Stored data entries

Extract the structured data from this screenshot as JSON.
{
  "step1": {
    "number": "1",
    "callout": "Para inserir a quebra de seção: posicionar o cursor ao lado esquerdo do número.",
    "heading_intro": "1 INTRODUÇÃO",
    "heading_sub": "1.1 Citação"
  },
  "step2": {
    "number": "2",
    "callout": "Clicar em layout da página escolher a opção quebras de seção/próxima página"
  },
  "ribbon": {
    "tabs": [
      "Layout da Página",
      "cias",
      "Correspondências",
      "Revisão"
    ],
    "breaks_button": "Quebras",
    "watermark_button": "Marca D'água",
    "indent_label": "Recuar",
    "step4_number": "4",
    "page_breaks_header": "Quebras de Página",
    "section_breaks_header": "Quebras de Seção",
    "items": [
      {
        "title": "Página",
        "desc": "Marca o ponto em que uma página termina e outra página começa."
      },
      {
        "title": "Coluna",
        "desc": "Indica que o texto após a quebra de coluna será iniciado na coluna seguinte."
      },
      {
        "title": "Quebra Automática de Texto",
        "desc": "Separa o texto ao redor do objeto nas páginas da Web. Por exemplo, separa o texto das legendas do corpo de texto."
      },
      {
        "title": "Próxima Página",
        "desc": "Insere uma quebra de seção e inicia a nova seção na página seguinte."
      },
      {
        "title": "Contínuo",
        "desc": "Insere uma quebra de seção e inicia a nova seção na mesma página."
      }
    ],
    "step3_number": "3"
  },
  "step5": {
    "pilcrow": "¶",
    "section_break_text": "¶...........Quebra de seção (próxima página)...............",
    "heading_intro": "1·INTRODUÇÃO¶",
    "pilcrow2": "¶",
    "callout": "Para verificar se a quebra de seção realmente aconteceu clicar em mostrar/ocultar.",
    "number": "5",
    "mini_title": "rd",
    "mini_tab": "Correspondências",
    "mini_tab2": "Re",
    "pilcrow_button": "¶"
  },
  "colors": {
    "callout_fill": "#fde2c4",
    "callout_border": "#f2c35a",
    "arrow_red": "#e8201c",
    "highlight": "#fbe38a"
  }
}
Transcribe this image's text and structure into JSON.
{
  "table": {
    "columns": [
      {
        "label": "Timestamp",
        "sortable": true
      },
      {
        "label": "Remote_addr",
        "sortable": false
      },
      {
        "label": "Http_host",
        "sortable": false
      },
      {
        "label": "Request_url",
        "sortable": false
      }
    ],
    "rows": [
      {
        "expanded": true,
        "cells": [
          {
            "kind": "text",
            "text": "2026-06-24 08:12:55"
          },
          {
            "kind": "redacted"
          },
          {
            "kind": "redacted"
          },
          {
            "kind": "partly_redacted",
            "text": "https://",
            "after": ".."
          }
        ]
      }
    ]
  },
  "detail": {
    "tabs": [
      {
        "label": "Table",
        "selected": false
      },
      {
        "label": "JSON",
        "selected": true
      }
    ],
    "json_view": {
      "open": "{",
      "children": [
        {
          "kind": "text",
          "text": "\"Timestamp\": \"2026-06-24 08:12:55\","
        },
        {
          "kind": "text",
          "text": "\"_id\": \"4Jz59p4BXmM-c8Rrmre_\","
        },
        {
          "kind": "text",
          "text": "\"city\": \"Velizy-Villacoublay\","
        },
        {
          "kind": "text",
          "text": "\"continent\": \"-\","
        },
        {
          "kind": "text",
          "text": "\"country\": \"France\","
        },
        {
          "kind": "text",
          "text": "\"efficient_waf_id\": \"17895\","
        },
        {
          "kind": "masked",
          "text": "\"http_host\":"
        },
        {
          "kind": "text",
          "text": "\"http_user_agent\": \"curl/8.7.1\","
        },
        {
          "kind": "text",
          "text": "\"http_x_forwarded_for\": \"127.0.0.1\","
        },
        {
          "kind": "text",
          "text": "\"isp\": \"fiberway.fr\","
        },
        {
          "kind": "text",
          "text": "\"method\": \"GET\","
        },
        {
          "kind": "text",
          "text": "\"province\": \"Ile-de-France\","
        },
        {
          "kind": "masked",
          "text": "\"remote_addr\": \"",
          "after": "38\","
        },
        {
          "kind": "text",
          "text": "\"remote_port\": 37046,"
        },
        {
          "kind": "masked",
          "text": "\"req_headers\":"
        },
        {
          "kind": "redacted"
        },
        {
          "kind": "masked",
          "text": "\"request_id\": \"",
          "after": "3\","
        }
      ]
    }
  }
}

» SHORT TASK:
Nothing may be left out: return each entry exactly as it reads.

» SOLUTION:
Extract the structured data from this screenshot as JSON.
{
  "step1": {
    "number": "1",
    "callout": "Para inserir a quebra de seção: posicionar o cursor ao lado esquerdo do número.",
    "heading_intro": "1 INTRODUÇÃO",
    "heading_sub": "1.1 Citação"
  },
  "step2": {
    "number": "2",
    "callout": "Clicar em layout da página escolher a opção quebras de seção/próxima página"
  },
  "ribbon": {
    "tabs": [
      "Layout da Página",
      "cias",
      "Correspondências",
      "Revisão"
    ],
    "breaks_button": "Quebras",
    "watermark_button": "Marca D'água",
    "indent_label": "Recuar",
    "step4_number": "4",
    "page_breaks_header": "Quebras de Página",
    "section_breaks_header": "Quebras de Seção",
    "items": [
      {
        "title": "Página",
        "desc": "Marca o ponto em que uma página termina e outra página começa."
      },
      {
        "title": "Coluna",
        "desc": "Indica que o texto após a quebra de coluna será iniciado na coluna seguinte."
      },
      {
        "title": "Quebra Automática de Texto",
        "desc": "Separa o texto ao redor do objeto nas páginas da Web. Por exemplo, separa o texto das legendas do corpo de texto."
      },
      {
        "title": "Próxima Página",
        "desc": "Insere uma quebra de seção e inicia a nova seção na página seguinte."
      },
      {
        "title": "Contínuo",
        "desc": "Insere uma quebra de seção e inicia a nova seção na mesma página."
      }
    ],
    "step3_number": "3"
  },
  "step5": {
    "pilcrow": "¶",
    "section_break_text": "¶...........Quebra de seção (próxima página)...............",
    "heading_intro": "1·INTRODUÇÃO¶",
    "pilcrow2": "¶",
    "callout": "Para verificar se a quebra de seção realmente aconteceu clicar em mostrar/ocultar.",
    "number": "5",
    "mini_title": "rd",
    "mini_tab": "Correspondências",
    "mini_tab2": "Re",
    "pilcrow_button": "¶"
  },
  "colors": {
    "callout_fill": "#fde2c4",
    "callout_border": "#f2c35a",
    "arrow_red": "#e8201c",
    "highlight": "#fbe38a"
  }
}
Transcribe this image's text and structure into JSON.
{
  "table": {
    "columns": [
      {
        "label": "Timestamp",
        "sortable": true
      },
      {
        "label": "Remote_addr",
        "sortable": false
      },
      {
        "label": "Http_host",
        "sortable": false
      },
      {
        "label": "Request_url",
        "sortable": false
      }
    ],
    "rows": [
      {
        "expanded": true,
        "cells": [
          {
            "kind": "text",
            "text": "2026-06-24 08:12:55"
          },
          {
            "kind": "redacted"
          },
          {
            "kind": "redacted"
          },
          {
            "kind": "partly_redacted",
            "text": "https://",
            "after": ".."
          }
        ]
      }
    ]
  },
  "detail": {
    "tabs": [
      {
        "label": "Table",
        "selected": false
      },
      {
        "label": "JSON",
        "selected": true
      }
    ],
    "json_view": {
      "open": "{",
      "children": [
        {
          "kind": "text",
          "text": "\"Timestamp\": \"2026-06-24 08:12:55\","
        },
        {
          "kind": "text",
          "text": "\"_id\": \"4Jz59p4BXmM-c8Rrmre_\","
        },
        {
          "kind": "text",
          "text": "\"city\": \"Velizy-Villacoublay\","
        },
        {
          "kind": "text",
          "text": "\"continent\": \"-\","
        },
        {
          "kind": "text",
          "text": "\"country\": \"France\","
        },
        {
          "kind": "text",
          "text": "\"efficient_waf_id\": \"17895\","
        },
        {
          "kind": "masked",
          "text": "\"http_host\":"
        },
        {
          "kind": "text",
          "text": "\"http_user_agent\": \"curl/8.7.1\","
        },
        {
          "kind": "text",
          "text": "\"http_x_forwarded_for\": \"127.0.0.1\","
        },
        {
          "kind": "text",
          "text": "\"isp\": \"fiberway.fr\","
        },
        {
          "kind": "text",
          "text": "\"method\": \"GET\","
        },
        {
          "kind": "text",
          "text": "\"province\": \"Ile-de-France\","
        },
        {
          "kind": "masked",
          "text": "\"remote_addr\": \"",
          "after": "38\","
        },
        {
          "kind": "text",
          "text": "\"remote_port\": 37046,"
        },
        {
          "kind": "masked",
          "text": "\"req_headers\":"
        },
        {
          "kind": "redacted"
        },
        {
          "kind": "masked",
          "text": "\"request_id\": \"",
          "after": "3\","
        }
      ]
    }
  }
}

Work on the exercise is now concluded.